◆ **Record set**
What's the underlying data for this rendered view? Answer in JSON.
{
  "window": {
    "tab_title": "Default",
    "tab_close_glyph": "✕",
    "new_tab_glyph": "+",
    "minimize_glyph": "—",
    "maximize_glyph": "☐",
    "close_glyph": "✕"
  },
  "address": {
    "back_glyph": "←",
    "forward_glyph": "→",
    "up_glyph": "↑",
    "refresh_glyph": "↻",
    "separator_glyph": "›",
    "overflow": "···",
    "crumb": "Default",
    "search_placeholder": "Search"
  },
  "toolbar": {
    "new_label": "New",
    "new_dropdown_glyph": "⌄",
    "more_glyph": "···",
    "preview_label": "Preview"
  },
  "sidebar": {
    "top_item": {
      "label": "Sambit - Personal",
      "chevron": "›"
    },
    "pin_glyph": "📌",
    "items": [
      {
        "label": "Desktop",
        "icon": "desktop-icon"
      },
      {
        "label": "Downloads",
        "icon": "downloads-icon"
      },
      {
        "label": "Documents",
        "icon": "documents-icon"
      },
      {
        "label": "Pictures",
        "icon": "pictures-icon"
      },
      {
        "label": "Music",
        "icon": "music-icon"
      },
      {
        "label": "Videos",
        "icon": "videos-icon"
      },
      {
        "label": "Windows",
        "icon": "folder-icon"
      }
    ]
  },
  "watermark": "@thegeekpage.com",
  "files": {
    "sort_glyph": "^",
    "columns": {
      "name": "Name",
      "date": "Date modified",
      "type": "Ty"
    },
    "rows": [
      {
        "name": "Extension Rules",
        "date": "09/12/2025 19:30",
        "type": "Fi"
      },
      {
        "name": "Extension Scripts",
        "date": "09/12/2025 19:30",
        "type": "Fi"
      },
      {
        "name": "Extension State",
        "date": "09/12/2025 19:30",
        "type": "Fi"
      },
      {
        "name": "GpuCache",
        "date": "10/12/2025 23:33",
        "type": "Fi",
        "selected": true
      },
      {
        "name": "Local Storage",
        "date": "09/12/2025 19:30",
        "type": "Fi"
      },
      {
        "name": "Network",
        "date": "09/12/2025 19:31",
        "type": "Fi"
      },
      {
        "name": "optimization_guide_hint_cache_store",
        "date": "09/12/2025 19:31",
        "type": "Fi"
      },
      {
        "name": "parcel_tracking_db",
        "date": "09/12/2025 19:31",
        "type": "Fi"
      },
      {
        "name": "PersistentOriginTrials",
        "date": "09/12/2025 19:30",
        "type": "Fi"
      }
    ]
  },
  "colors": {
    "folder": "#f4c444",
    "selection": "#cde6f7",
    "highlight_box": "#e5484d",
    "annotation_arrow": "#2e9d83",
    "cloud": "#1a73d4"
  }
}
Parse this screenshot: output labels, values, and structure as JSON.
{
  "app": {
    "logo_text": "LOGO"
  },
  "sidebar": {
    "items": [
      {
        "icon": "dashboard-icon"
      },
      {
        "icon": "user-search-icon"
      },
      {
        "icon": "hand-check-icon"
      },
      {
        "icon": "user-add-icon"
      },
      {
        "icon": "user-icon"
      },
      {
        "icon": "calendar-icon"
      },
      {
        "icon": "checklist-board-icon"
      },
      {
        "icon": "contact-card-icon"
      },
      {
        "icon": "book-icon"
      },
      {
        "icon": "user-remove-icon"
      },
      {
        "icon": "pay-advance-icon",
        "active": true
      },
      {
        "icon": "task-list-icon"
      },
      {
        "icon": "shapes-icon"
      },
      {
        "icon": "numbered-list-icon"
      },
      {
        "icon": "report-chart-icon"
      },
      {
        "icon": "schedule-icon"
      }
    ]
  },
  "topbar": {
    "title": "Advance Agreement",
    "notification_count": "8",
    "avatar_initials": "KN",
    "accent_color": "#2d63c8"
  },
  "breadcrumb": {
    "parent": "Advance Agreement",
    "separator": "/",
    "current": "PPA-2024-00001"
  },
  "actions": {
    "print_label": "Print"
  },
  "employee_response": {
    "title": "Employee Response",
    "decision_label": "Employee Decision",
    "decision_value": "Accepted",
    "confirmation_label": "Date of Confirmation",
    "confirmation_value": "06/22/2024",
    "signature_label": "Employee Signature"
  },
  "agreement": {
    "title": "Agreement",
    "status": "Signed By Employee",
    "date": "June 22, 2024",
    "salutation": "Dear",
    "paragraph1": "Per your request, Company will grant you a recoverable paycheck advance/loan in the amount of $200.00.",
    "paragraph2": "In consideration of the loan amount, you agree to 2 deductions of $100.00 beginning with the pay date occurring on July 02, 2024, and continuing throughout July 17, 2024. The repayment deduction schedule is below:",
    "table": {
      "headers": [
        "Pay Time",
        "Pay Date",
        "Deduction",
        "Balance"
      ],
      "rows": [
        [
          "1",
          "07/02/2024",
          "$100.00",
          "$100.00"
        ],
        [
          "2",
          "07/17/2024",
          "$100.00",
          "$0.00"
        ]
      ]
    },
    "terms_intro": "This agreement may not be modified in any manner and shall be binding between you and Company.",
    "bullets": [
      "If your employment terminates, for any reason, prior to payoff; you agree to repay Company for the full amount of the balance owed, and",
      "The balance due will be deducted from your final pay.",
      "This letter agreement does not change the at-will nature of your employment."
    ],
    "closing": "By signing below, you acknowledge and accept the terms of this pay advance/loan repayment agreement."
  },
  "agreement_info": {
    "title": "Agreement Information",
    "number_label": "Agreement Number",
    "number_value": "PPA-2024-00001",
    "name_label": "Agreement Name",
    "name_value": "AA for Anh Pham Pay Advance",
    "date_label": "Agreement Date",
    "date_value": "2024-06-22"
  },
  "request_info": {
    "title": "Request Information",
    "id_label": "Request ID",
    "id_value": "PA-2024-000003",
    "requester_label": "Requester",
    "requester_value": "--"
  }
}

◆ **To be done**
In the entries above, find each line with the word "repayment" and copy it.

◆ **Solution for this task**
    "paragraph2": "In consideration of the loan amount, you agree to 2 deductions of $100.00 beginning with the pay date occurring on July 02, 2024, and continuing throughout July 17, 2024. The repayment deduction schedule is below:",
    "closing": "By signing below, you acknowledge and accept the terms of this pay advance/loan repayment agreement."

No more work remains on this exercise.